### Directive
Find each line containing the string "Features" and return it.
--- START Record list ---
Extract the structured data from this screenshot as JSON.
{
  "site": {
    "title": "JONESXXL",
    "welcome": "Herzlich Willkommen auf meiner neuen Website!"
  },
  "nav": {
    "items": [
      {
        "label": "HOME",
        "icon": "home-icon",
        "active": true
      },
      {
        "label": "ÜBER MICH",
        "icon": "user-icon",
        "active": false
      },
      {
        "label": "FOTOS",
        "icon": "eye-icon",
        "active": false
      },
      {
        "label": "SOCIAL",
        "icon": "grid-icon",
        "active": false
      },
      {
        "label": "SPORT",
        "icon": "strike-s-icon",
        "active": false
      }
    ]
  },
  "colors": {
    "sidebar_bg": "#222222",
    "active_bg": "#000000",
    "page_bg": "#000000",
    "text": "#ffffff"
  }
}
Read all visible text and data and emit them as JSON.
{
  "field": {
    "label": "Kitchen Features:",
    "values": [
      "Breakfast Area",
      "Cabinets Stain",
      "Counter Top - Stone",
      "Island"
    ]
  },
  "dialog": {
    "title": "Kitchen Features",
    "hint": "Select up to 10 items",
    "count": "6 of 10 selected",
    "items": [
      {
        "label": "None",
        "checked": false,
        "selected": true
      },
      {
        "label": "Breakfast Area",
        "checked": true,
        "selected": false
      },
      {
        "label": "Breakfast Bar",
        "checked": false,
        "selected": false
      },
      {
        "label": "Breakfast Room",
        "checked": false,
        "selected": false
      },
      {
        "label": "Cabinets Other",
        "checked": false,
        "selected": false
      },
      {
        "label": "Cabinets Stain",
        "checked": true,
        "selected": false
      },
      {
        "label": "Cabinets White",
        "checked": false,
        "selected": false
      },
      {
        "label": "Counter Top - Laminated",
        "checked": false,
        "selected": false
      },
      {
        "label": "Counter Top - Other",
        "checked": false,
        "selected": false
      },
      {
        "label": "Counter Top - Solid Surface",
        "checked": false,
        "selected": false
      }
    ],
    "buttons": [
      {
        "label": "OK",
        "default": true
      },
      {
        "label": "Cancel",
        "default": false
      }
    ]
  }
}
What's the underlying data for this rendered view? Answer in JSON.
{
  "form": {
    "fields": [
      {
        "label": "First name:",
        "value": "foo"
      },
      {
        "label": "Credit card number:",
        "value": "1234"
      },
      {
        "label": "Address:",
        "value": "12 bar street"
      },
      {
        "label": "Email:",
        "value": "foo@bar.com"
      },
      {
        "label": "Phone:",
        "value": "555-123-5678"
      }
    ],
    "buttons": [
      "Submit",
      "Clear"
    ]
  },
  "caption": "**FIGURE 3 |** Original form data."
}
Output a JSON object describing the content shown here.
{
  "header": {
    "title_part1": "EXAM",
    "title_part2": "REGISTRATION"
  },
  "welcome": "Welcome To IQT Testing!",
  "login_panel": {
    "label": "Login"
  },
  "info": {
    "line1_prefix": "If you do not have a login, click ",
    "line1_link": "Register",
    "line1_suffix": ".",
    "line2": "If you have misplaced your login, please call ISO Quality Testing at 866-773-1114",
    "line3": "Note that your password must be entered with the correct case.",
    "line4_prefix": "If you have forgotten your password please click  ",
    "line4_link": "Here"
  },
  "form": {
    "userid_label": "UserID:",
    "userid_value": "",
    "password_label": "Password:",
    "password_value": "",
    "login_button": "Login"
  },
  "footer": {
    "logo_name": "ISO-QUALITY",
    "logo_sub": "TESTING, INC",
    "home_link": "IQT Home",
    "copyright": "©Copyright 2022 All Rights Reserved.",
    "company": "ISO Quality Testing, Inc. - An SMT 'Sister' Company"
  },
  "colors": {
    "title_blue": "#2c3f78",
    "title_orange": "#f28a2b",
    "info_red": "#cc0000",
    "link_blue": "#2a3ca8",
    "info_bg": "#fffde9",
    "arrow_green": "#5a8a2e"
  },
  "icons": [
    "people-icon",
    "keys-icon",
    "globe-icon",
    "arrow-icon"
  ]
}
--- END Record list ---
### Answer in full
    "label": "Kitchen Features:",
    "title": "Kitchen Features",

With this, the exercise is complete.